SET PROBLEM: Output each line of the material exactly as it stands.

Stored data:
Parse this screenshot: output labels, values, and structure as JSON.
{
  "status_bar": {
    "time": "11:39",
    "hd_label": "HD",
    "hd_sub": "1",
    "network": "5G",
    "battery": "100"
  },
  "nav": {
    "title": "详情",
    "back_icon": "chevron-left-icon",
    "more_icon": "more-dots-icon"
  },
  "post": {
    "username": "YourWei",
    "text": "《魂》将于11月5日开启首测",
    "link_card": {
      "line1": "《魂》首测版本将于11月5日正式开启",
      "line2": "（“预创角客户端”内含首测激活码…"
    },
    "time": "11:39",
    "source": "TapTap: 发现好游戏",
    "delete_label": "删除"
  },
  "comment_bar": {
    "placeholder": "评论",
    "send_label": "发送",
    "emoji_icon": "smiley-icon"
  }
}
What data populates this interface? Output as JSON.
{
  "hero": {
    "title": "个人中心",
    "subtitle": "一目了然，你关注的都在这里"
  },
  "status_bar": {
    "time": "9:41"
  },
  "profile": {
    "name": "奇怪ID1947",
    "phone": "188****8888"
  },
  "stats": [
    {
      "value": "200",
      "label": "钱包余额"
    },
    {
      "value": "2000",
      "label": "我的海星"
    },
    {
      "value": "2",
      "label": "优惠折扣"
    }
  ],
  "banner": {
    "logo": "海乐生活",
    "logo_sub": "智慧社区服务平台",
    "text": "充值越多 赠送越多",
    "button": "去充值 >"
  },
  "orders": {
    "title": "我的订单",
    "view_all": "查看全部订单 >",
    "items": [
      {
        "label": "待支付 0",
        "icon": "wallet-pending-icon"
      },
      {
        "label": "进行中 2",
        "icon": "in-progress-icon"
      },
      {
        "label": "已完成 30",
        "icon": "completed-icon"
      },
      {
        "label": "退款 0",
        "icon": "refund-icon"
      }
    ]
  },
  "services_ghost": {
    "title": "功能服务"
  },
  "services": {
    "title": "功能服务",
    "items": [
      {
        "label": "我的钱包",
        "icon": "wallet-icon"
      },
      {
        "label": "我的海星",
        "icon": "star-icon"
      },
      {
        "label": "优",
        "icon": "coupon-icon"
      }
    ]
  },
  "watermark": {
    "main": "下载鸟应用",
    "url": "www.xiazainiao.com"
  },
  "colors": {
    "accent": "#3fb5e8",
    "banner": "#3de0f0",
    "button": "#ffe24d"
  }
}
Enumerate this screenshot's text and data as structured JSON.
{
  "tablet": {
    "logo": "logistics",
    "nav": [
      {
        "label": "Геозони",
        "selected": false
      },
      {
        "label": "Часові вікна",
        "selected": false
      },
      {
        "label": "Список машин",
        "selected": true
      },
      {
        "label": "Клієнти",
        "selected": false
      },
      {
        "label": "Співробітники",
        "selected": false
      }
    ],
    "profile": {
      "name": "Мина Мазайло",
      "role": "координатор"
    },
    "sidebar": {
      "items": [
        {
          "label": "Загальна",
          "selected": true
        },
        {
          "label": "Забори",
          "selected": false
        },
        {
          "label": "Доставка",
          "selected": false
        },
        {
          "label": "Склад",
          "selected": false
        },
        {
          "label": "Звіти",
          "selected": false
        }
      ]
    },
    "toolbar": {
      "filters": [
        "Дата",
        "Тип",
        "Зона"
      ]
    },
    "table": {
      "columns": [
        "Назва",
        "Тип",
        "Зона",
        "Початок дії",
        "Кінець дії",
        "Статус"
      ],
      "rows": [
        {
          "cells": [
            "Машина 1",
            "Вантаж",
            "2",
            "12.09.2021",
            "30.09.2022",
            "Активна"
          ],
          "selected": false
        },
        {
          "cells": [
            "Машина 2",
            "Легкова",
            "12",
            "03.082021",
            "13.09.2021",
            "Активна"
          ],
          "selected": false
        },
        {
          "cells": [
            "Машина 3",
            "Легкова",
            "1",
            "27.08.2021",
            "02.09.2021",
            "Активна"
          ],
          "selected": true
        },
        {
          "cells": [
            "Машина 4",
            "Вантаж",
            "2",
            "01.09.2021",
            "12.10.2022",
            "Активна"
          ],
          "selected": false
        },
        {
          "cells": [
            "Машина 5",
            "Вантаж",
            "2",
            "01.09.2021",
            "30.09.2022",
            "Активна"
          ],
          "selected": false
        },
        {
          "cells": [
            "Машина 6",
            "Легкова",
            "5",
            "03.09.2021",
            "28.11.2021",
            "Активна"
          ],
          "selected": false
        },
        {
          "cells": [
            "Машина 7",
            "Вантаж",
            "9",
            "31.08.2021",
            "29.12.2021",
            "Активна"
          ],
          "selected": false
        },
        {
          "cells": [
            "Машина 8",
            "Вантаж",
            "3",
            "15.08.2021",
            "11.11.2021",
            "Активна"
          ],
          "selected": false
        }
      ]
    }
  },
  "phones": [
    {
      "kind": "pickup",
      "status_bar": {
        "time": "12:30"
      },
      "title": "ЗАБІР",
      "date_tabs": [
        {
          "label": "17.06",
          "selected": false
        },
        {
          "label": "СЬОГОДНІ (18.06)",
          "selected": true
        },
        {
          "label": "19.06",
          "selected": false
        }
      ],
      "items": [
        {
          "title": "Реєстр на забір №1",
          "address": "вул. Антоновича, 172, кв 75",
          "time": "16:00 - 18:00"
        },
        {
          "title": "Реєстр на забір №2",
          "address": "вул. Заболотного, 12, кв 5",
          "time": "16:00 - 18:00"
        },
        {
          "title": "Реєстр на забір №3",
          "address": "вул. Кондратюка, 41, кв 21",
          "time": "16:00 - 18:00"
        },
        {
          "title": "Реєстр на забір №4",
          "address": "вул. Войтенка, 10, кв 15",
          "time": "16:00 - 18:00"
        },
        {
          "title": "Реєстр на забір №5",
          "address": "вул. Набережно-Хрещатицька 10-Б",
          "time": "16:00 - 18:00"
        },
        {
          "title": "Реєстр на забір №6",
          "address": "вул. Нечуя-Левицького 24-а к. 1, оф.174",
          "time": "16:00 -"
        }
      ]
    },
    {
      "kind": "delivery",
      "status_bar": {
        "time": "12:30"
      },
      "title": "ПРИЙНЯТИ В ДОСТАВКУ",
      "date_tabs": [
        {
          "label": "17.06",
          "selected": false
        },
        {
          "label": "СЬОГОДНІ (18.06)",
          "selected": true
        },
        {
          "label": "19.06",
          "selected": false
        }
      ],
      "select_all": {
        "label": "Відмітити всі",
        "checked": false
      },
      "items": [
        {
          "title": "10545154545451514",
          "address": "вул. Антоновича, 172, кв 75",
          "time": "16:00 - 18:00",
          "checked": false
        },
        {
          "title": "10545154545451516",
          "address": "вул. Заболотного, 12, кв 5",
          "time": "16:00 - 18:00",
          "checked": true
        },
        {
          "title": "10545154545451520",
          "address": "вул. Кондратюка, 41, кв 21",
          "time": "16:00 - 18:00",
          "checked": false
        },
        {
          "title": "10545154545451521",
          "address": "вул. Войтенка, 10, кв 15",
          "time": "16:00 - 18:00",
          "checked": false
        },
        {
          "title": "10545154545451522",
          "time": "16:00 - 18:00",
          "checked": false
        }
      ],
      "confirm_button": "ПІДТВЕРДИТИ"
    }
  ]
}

FULL ANSWER:
Parse this screenshot: output labels, values, and structure as JSON.
{
  "status_bar": {
    "time": "11:39",
    "hd_label": "HD",
    "hd_sub": "1",
    "network": "5G",
    "battery": "100"
  },
  "nav": {
    "title": "详情",
    "back_icon": "chevron-left-icon",
    "more_icon": "more-dots-icon"
  },
  "post": {
    "username": "YourWei",
    "text": "《魂》将于11月5日开启首测",
    "link_card": {
      "line1": "《魂》首测版本将于11月5日正式开启",
      "line2": "（“预创角客户端”内含首测激活码…"
    },
    "time": "11:39",
    "source": "TapTap: 发现好游戏",
    "delete_label": "删除"
  },
  "comment_bar": {
    "placeholder": "评论",
    "send_label": "发送",
    "emoji_icon": "smiley-icon"
  }
}
What data populates this interface? Output as JSON.
{
  "hero": {
    "title": "个人中心",
    "subtitle": "一目了然，你关注的都在这里"
  },
  "status_bar": {
    "time": "9:41"
  },
  "profile": {
    "name": "奇怪ID1947",
    "phone": "188****8888"
  },
  "stats": [
    {
      "value": "200",
      "label": "钱包余额"
    },
    {
      "value": "2000",
      "label": "我的海星"
    },
    {
      "value": "2",
      "label": "优惠折扣"
    }
  ],
  "banner": {
    "logo": "海乐生活",
    "logo_sub": "智慧社区服务平台",
    "text": "充值越多 赠送越多",
    "button": "去充值 >"
  },
  "orders": {
    "title": "我的订单",
    "view_all": "查看全部订单 >",
    "items": [
      {
        "label": "待支付 0",
        "icon": "wallet-pending-icon"
      },
      {
        "label": "进行中 2",
        "icon": "in-progress-icon"
      },
      {
        "label": "已完成 30",
        "icon": "completed-icon"
      },
      {
        "label": "退款 0",
        "icon": "refund-icon"
      }
    ]
  },
  "services_ghost": {
    "title": "功能服务"
  },
  "services": {
    "title": "功能服务",
    "items": [
      {
        "label": "我的钱包",
        "icon": "wallet-icon"
      },
      {
        "label": "我的海星",
        "icon": "star-icon"
      },
      {
        "label": "优",
        "icon": "coupon-icon"
      }
    ]
  },
  "watermark": {
    "main": "下载鸟应用",
    "url": "www.xiazainiao.com"
  },
  "colors": {
    "accent": "#3fb5e8",
    "banner": "#3de0f0",
    "button": "#ffe24d"
  }
}
Enumerate this screenshot's text and data as structured JSON.
{
  "tablet": {
    "logo": "logistics",
    "nav": [
      {
        "label": "Геозони",
        "selected": false
      },
      {
        "label": "Часові вікна",
        "selected": false
      },
      {
        "label": "Список машин",
        "selected": true
      },
      {
        "label": "Клієнти",
        "selected": false
      },
      {
        "label": "Співробітники",
        "selected": false
      }
    ],
    "profile": {
      "name": "Мина Мазайло",
      "role": "координатор"
    },
    "sidebar": {
      "items": [
        {
          "label": "Загальна",
          "selected": true
        },
        {
          "label": "Забори",
          "selected": false
        },
        {
          "label": "Доставка",
          "selected": false
        },
        {
          "label": "Склад",
          "selected": false
        },
        {
          "label": "Звіти",
          "selected": false
        }
      ]
    },
    "toolbar": {
      "filters": [
        "Дата",
        "Тип",
        "Зона"
      ]
    },
    "table": {
      "columns": [
        "Назва",
        "Тип",
        "Зона",
        "Початок дії",
        "Кінець дії",
        "Статус"
      ],
      "rows": [
        {
          "cells": [
            "Машина 1",
            "Вантаж",
            "2",
            "12.09.2021",
            "30.09.2022",
            "Активна"
          ],
          "selected": false
        },
        {
          "cells": [
            "Машина 2",
            "Легкова",
            "12",
            "03.082021",
            "13.09.2021",
            "Активна"
          ],
          "selected": false
        },
        {
          "cells": [
            "Машина 3",
            "Легкова",
            "1",
            "27.08.2021",
            "02.09.2021",
            "Активна"
          ],
          "selected": true
        },
        {
          "cells": [
            "Машина 4",
            "Вантаж",
            "2",
            "01.09.2021",
            "12.10.2022",
            "Активна"
          ],
          "selected": false
        },
        {
          "cells": [
            "Машина 5",
            "Вантаж",
            "2",
            "01.09.2021",
            "30.09.2022",
            "Активна"
          ],
          "selected": false
        },
        {
          "cells": [
            "Машина 6",
            "Легкова",
            "5",
            "03.09.2021",
            "28.11.2021",
            "Активна"
          ],
          "selected": false
        },
        {
          "cells": [
            "Машина 7",
            "Вантаж",
            "9",
            "31.08.2021",
            "29.12.2021",
            "Активна"
          ],
          "selected": false
        },
        {
          "cells": [
            "Машина 8",
            "Вантаж",
            "3",
            "15.08.2021",
            "11.11.2021",
            "Активна"
          ],
          "selected": false
        }
      ]
    }
  },
  "phones": [
    {
      "kind": "pickup",
      "status_bar": {
        "time": "12:30"
      },
      "title": "ЗАБІР",
      "date_tabs": [
        {
          "label": "17.06",
          "selected": false
        },
        {
          "label": "СЬОГОДНІ (18.06)",
          "selected": true
        },
        {
          "label": "19.06",
          "selected": false
        }
      ],
      "items": [
        {
          "title": "Реєстр на забір №1",
          "address": "вул. Антоновича, 172, кв 75",
          "time": "16:00 - 18:00"
        },
        {
          "title": "Реєстр на забір №2",
          "address": "вул. Заболотного, 12, кв 5",
          "time": "16:00 - 18:00"
        },
        {
          "title": "Реєстр на забір №3",
          "address": "вул. Кондратюка, 41, кв 21",
          "time": "16:00 - 18:00"
        },
        {
          "title": "Реєстр на забір №4",
          "address": "вул. Войтенка, 10, кв 15",
          "time": "16:00 - 18:00"
        },
        {
          "title": "Реєстр на забір №5",
          "address": "вул. Набережно-Хрещатицька 10-Б",
          "time": "16:00 - 18:00"
        },
        {
          "title": "Реєстр на забір №6",
          "address": "вул. Нечуя-Левицького 24-а к. 1, оф.174",
          "time": "16:00 -"
        }
      ]
    },
    {
      "kind": "delivery",
      "status_bar": {
        "time": "12:30"
      },
      "title": "ПРИЙНЯТИ В ДОСТАВКУ",
      "date_tabs": [
        {
          "label": "17.06",
          "selected": false
        },
        {
          "label": "СЬОГОДНІ (18.06)",
          "selected": true
        },
        {
          "label": "19.06",
          "selected": false
        }
      ],
      "select_all": {
        "label": "Відмітити всі",
        "checked": false
      },
      "items": [
        {
          "title": "10545154545451514",
          "address": "вул. Антоновича, 172, кв 75",
          "time": "16:00 - 18:00",
          "checked": false
        },
        {
          "title": "10545154545451516",
          "address": "вул. Заболотного, 12, кв 5",
          "time": "16:00 - 18:00",
          "checked": true
        },
        {
          "title": "10545154545451520",
          "address": "вул. Кондратюка, 41, кв 21",
          "time": "16:00 - 18:00",
          "checked": false
        },
        {
          "title": "10545154545451521",
          "address": "вул. Войтенка, 10, кв 15",
          "time": "16:00 - 18:00",
          "checked": false
        },
        {
          "title": "10545154545451522",
          "time": "16:00 - 18:00",
          "checked": false
        }
      ],
      "confirm_button": "ПІДТВЕРДИТИ"
    }
  ]
}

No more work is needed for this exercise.